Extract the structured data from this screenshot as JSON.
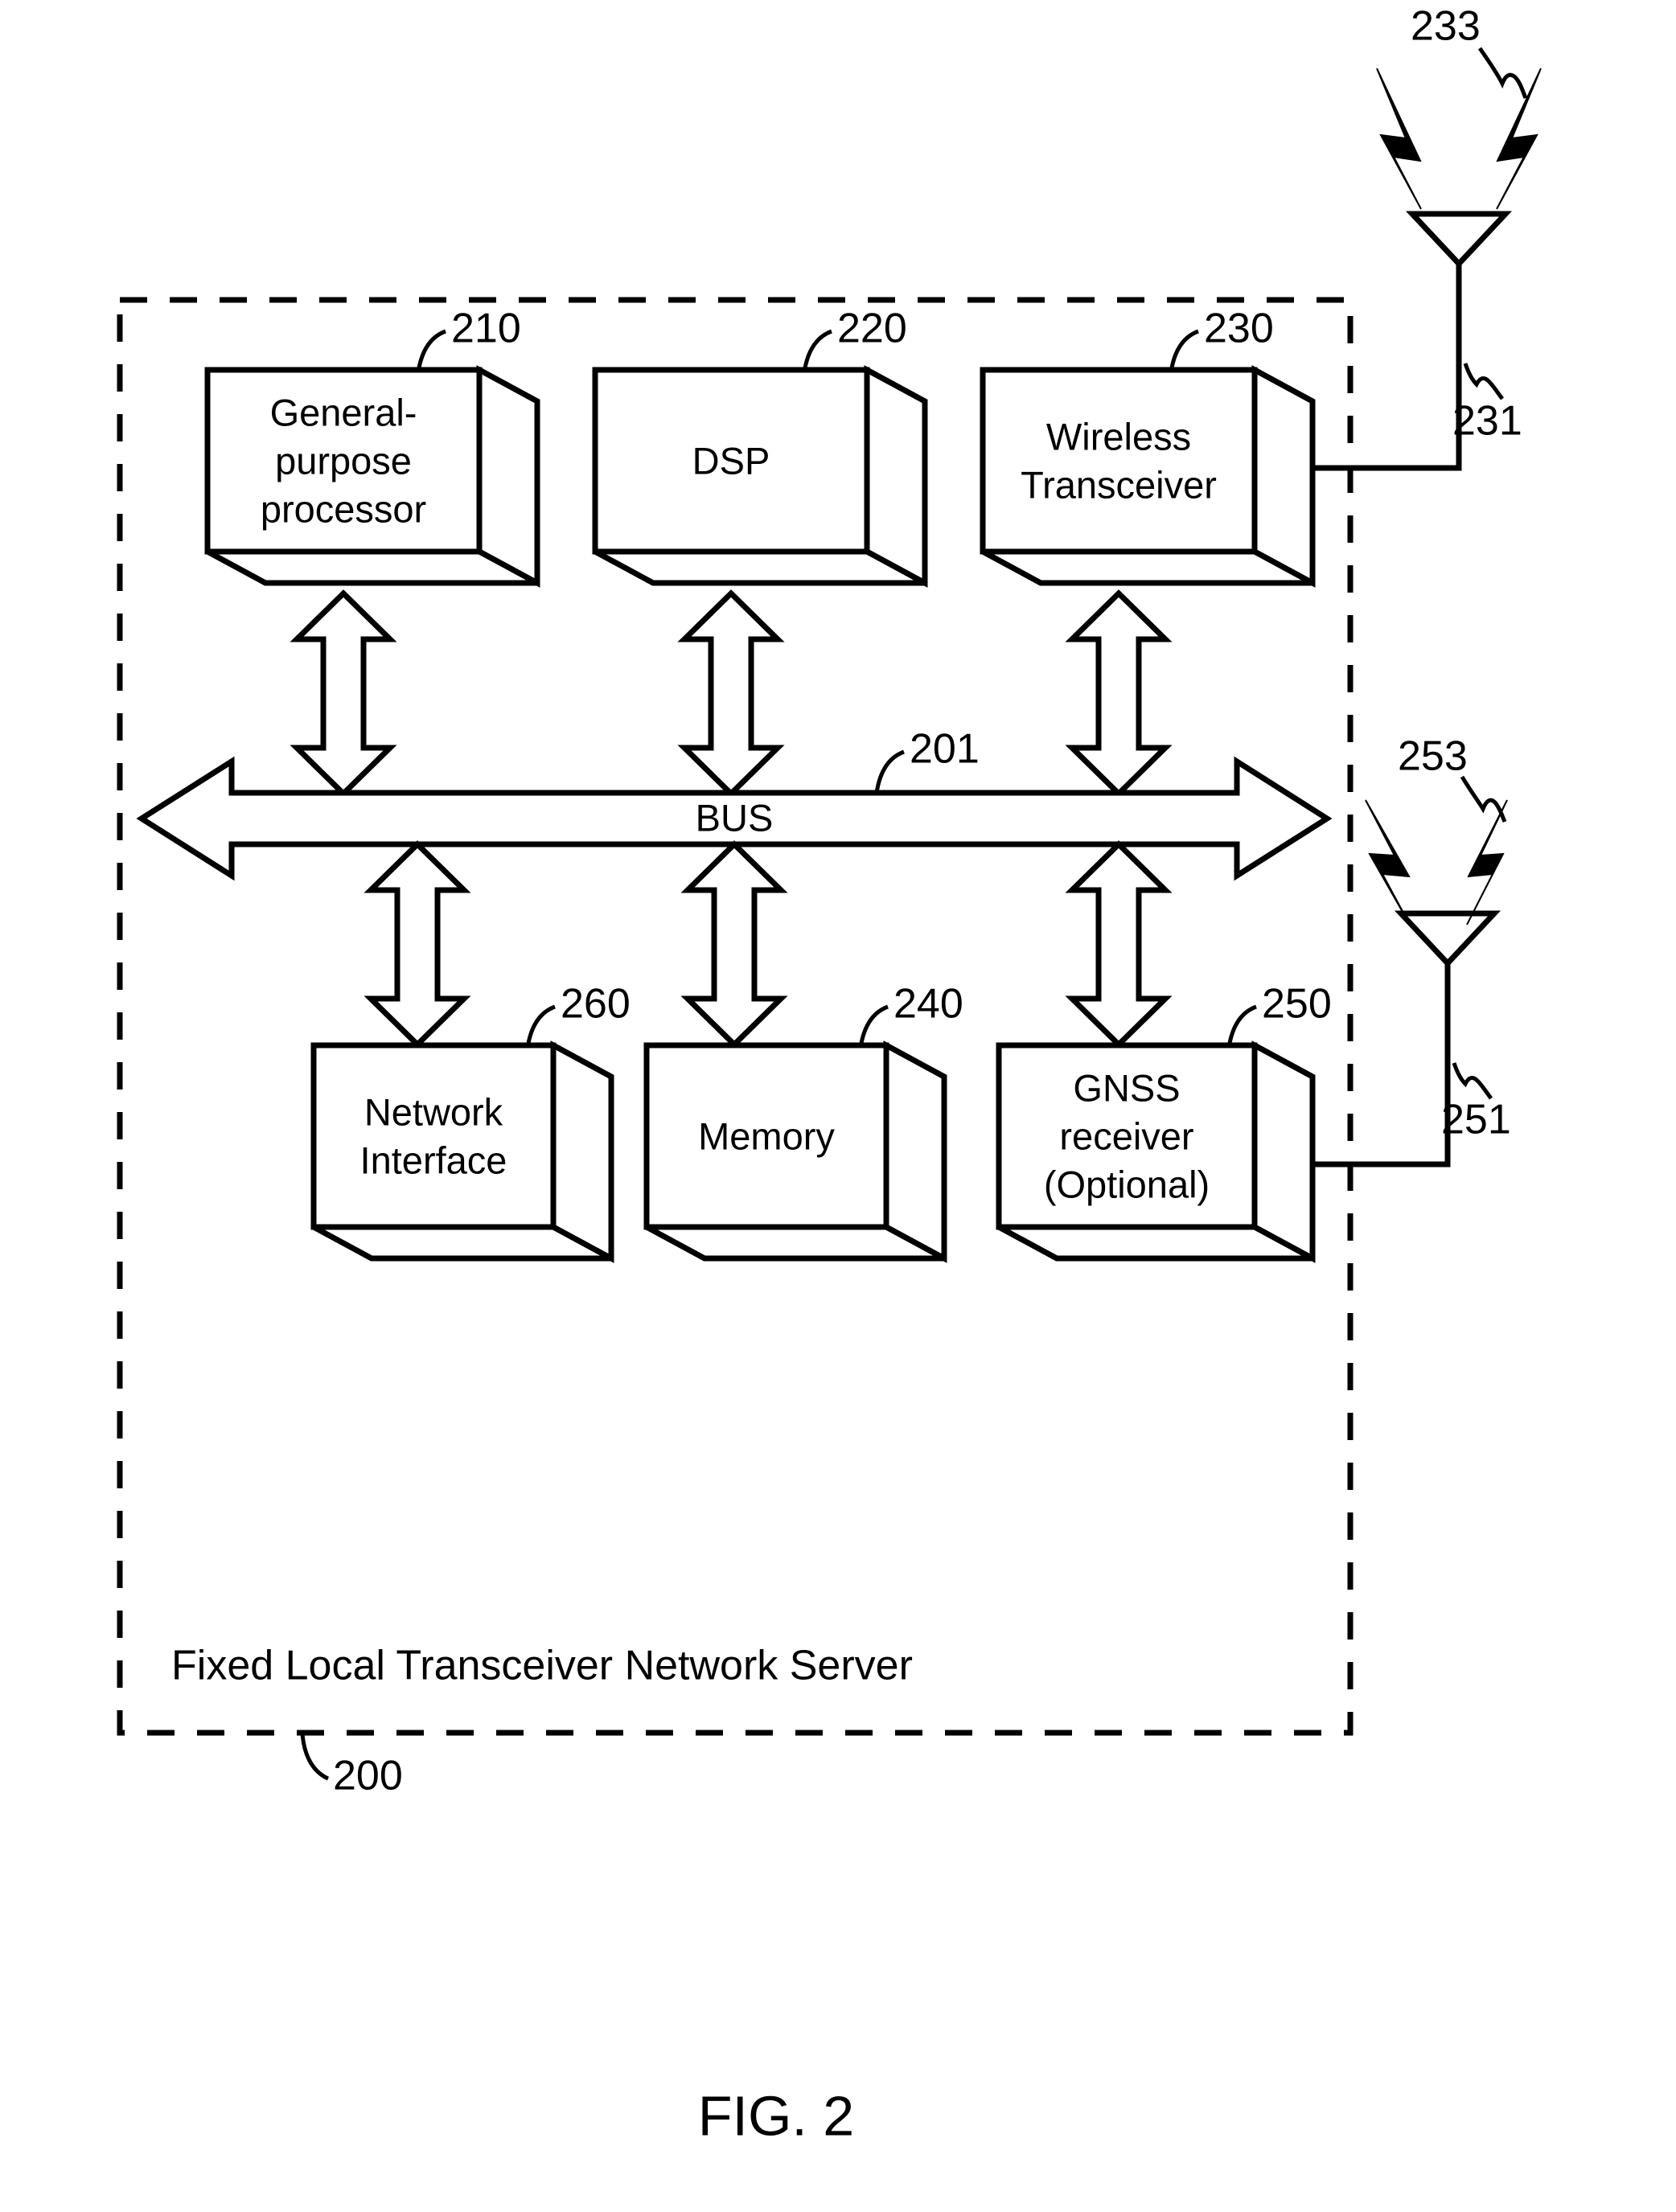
{
  "figure": {
    "caption": "FIG. 2",
    "enclosure_label": "Fixed Local Transceiver Network Server",
    "enclosure_ref": "200"
  },
  "bus": {
    "label": "BUS",
    "ref": "201"
  },
  "blocks": [
    {
      "id": "general-purpose-processor",
      "lines": [
        "General-",
        "purpose",
        "processor"
      ],
      "ref": "210"
    },
    {
      "id": "dsp",
      "lines": [
        "DSP"
      ],
      "ref": "220"
    },
    {
      "id": "wireless-transceiver",
      "lines": [
        "Wireless",
        "Transceiver"
      ],
      "ref": "230"
    },
    {
      "id": "network-interface",
      "lines": [
        "Network",
        "Interface"
      ],
      "ref": "260"
    },
    {
      "id": "memory",
      "lines": [
        "Memory"
      ],
      "ref": "240"
    },
    {
      "id": "gnss-receiver",
      "lines": [
        "GNSS",
        "receiver",
        "(Optional)"
      ],
      "ref": "250"
    }
  ],
  "antennas": [
    {
      "id": "wireless-antenna",
      "signal_ref": "233",
      "lead_ref": "231"
    },
    {
      "id": "gnss-antenna",
      "signal_ref": "253",
      "lead_ref": "251"
    }
  ],
  "colors": {
    "ink": "#000000",
    "paper": "#ffffff"
  }
}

#### WHAT IS EXPECTED:
Where a line above includes "processor", copy that line.

#### SOLUTION FOR THIS TASK:
      "id": "general-purpose-processor",
        "processor"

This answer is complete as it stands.